## Start Dataset content

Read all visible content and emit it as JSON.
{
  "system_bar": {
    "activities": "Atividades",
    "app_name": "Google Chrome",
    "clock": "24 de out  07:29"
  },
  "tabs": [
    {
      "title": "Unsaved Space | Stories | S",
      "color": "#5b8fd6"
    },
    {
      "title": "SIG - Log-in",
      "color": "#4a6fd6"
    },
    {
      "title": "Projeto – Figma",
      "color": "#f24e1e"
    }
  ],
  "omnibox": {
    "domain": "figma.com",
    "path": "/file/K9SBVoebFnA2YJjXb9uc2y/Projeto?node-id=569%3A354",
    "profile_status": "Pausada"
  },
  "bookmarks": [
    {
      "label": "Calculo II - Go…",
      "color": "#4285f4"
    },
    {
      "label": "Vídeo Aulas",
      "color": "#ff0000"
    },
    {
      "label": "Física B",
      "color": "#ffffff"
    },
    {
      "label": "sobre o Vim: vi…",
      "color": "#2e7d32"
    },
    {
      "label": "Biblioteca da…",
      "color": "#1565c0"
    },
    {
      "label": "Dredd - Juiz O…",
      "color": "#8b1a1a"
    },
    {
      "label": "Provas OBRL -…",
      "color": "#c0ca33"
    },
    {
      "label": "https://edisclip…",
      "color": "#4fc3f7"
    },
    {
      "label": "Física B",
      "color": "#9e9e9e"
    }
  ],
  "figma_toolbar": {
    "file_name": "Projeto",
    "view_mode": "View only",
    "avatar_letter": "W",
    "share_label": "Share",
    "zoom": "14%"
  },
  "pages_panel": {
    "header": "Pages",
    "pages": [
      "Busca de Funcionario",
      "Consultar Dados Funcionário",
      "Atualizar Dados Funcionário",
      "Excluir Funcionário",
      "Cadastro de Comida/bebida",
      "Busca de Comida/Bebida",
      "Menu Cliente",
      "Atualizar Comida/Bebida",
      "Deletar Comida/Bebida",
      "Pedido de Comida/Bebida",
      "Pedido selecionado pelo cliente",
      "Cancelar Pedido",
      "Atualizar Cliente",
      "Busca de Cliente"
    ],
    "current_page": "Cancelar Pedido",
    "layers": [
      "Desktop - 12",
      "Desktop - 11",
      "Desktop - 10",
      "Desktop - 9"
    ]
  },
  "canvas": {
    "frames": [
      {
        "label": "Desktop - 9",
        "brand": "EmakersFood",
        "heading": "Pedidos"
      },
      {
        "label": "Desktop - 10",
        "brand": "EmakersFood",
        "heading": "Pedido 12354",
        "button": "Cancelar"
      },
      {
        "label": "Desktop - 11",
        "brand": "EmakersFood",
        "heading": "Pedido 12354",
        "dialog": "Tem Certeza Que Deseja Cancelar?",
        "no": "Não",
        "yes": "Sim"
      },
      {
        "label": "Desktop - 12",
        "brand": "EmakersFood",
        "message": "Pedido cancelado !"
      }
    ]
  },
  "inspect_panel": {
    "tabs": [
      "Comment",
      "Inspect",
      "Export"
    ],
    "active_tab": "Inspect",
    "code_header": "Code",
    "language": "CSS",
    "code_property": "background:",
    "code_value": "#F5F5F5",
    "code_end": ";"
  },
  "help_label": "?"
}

## End Dataset content

* The exercise
Read the entries and pick out all lines that include the word "title".

* Response
      "title": "Unsaved Space | Stories | S",
      "title": "SIG - Log-in",
      "title": "Projeto – Figma",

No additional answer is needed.